Entries with figure data
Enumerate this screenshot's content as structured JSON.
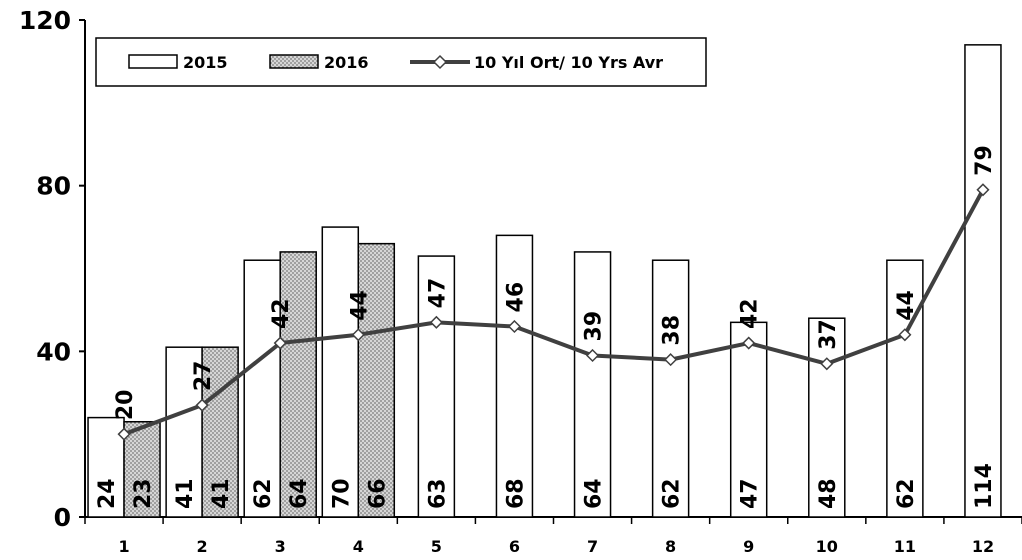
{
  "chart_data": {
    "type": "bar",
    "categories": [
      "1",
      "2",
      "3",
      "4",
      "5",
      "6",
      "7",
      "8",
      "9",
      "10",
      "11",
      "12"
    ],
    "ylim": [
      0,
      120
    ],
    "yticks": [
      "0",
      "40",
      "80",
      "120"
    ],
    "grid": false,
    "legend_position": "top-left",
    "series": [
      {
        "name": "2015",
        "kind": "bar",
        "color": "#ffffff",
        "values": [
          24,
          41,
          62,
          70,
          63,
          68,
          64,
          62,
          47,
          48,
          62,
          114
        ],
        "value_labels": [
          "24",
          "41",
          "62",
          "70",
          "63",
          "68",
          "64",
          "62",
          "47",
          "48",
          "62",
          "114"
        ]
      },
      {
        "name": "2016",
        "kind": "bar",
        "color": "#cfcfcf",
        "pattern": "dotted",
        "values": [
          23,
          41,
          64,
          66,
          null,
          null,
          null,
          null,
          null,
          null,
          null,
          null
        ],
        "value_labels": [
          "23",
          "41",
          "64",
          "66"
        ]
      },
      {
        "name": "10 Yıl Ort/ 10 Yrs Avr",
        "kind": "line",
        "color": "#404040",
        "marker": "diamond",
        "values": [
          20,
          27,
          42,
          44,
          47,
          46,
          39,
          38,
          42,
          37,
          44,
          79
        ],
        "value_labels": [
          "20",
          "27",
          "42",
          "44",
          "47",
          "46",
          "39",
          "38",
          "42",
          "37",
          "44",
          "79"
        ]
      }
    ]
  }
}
* * *
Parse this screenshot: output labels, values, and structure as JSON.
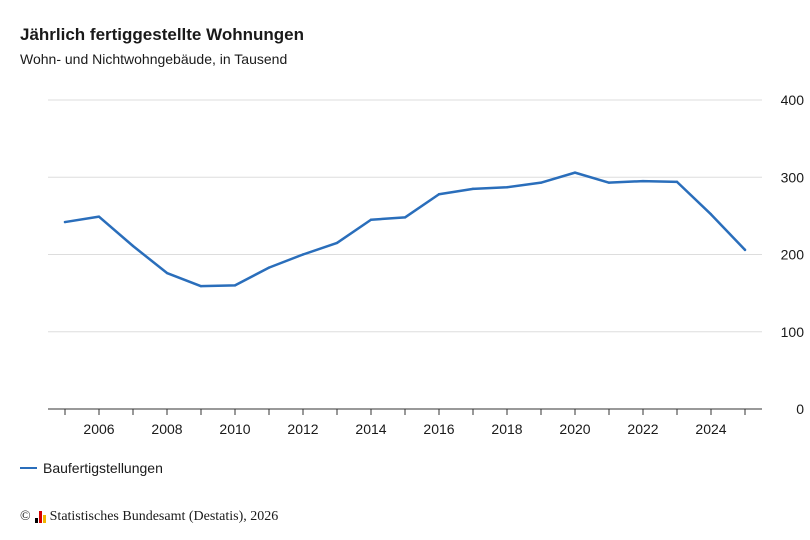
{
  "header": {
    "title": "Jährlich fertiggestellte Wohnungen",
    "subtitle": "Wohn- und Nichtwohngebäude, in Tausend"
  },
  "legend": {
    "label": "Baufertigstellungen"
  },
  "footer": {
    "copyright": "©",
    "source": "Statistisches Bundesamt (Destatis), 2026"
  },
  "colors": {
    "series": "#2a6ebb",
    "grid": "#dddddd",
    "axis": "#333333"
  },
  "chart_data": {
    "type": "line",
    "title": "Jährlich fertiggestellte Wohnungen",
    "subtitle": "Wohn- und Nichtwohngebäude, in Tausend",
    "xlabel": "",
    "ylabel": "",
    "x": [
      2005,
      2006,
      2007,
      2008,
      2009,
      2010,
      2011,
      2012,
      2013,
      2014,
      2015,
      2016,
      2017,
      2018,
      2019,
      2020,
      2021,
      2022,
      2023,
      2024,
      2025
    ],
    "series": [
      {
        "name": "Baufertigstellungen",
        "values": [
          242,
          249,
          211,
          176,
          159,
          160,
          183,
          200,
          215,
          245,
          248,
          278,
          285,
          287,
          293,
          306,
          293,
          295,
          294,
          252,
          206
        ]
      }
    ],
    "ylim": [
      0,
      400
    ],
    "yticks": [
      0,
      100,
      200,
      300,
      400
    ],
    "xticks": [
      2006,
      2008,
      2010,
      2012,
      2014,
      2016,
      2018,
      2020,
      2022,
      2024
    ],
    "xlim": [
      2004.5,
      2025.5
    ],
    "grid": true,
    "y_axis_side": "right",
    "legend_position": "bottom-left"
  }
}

**WHAT THE TASK REQUIRES**
From the entries, copy out each line containing the word "left".

**RESULT OF THE TASK**
    "legend_position": "top-left",
    "legend_position": "bottom-left"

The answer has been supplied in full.